- [WRITTEN EXERCISE]
Please print the full listing exactly.

- [DATA FOR THIS EXERCISE]
--

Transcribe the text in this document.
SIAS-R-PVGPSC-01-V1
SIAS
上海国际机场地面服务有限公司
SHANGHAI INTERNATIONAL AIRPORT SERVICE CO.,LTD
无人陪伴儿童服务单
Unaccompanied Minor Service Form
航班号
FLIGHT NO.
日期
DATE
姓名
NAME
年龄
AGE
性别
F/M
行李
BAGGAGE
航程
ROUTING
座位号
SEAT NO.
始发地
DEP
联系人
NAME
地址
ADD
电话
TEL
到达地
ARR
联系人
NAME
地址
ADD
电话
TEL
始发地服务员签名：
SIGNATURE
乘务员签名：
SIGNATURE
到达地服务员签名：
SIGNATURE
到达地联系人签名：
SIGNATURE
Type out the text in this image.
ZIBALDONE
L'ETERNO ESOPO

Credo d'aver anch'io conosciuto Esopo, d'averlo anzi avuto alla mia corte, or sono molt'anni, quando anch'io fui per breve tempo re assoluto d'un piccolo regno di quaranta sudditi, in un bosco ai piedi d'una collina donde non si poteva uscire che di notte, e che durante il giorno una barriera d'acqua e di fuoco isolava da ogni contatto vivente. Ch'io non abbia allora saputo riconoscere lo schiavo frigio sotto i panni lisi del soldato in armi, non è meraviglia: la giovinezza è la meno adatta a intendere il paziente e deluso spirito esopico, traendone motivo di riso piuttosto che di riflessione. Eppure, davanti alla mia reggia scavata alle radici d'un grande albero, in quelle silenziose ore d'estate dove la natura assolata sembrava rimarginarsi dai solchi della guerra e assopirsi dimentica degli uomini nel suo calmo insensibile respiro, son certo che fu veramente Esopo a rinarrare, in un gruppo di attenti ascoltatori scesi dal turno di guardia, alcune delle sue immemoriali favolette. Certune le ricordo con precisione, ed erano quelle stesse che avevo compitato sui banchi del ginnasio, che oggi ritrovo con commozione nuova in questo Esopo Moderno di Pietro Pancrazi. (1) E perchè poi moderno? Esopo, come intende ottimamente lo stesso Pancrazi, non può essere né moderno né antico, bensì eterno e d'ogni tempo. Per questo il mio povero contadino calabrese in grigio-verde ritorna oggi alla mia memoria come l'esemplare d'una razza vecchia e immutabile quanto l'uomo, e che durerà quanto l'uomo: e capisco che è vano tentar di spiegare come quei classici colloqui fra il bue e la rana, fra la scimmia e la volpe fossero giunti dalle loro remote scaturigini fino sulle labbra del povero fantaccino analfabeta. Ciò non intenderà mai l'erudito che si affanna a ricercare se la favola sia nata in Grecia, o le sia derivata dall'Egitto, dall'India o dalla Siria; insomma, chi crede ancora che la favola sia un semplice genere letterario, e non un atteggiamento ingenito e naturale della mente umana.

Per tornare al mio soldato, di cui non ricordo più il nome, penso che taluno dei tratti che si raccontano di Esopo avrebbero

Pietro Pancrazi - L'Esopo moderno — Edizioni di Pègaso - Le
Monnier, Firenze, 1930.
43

--

- [FINISHED EXERCISE]
Transcribe the text in this document.
SIAS-R-PVGPSC-01-V1
SIAS
上海国际机场地面服务有限公司
SHANGHAI INTERNATIONAL AIRPORT SERVICE CO.,LTD
无人陪伴儿童服务单
Unaccompanied Minor Service Form
航班号
FLIGHT NO.
日期
DATE
姓名
NAME
年龄
AGE
性别
F/M
行李
BAGGAGE
航程
ROUTING
座位号
SEAT NO.
始发地
DEP
联系人
NAME
地址
ADD
电话
TEL
到达地
ARR
联系人
NAME
地址
ADD
电话
TEL
始发地服务员签名：
SIGNATURE
乘务员签名：
SIGNATURE
到达地服务员签名：
SIGNATURE
到达地联系人签名：
SIGNATURE
Type out the text in this image.
ZIBALDONE
L'ETERNO ESOPO

Credo d'aver anch'io conosciuto Esopo, d'averlo anzi avuto alla mia corte, or sono molt'anni, quando anch'io fui per breve tempo re assoluto d'un piccolo regno di quaranta sudditi, in un bosco ai piedi d'una collina donde non si poteva uscire che di notte, e che durante il giorno una barriera d'acqua e di fuoco isolava da ogni contatto vivente. Ch'io non abbia allora saputo riconoscere lo schiavo frigio sotto i panni lisi del soldato in armi, non è meraviglia: la giovinezza è la meno adatta a intendere il paziente e deluso spirito esopico, traendone motivo di riso piuttosto che di riflessione. Eppure, davanti alla mia reggia scavata alle radici d'un grande albero, in quelle silenziose ore d'estate dove la natura assolata sembrava rimarginarsi dai solchi della guerra e assopirsi dimentica degli uomini nel suo calmo insensibile respiro, son certo che fu veramente Esopo a rinarrare, in un gruppo di attenti ascoltatori scesi dal turno di guardia, alcune delle sue immemoriali favolette. Certune le ricordo con precisione, ed erano quelle stesse che avevo compitato sui banchi del ginnasio, che oggi ritrovo con commozione nuova in questo Esopo Moderno di Pietro Pancrazi. (1) E perchè poi moderno? Esopo, come intende ottimamente lo stesso Pancrazi, non può essere né moderno né antico, bensì eterno e d'ogni tempo. Per questo il mio povero contadino calabrese in grigio-verde ritorna oggi alla mia memoria come l'esemplare d'una razza vecchia e immutabile quanto l'uomo, e che durerà quanto l'uomo: e capisco che è vano tentar di spiegare come quei classici colloqui fra il bue e la rana, fra la scimmia e la volpe fossero giunti dalle loro remote scaturigini fino sulle labbra del povero fantaccino analfabeta. Ciò non intenderà mai l'erudito che si affanna a ricercare se la favola sia nata in Grecia, o le sia derivata dall'Egitto, dall'India o dalla Siria; insomma, chi crede ancora che la favola sia un semplice genere letterario, e non un atteggiamento ingenito e naturale della mente umana.

Per tornare al mio soldato, di cui non ricordo più il nome, penso che taluno dei tratti che si raccontano di Esopo avrebbero

Pietro Pancrazi - L'Esopo moderno — Edizioni di Pègaso - Le
Monnier, Firenze, 1930.
43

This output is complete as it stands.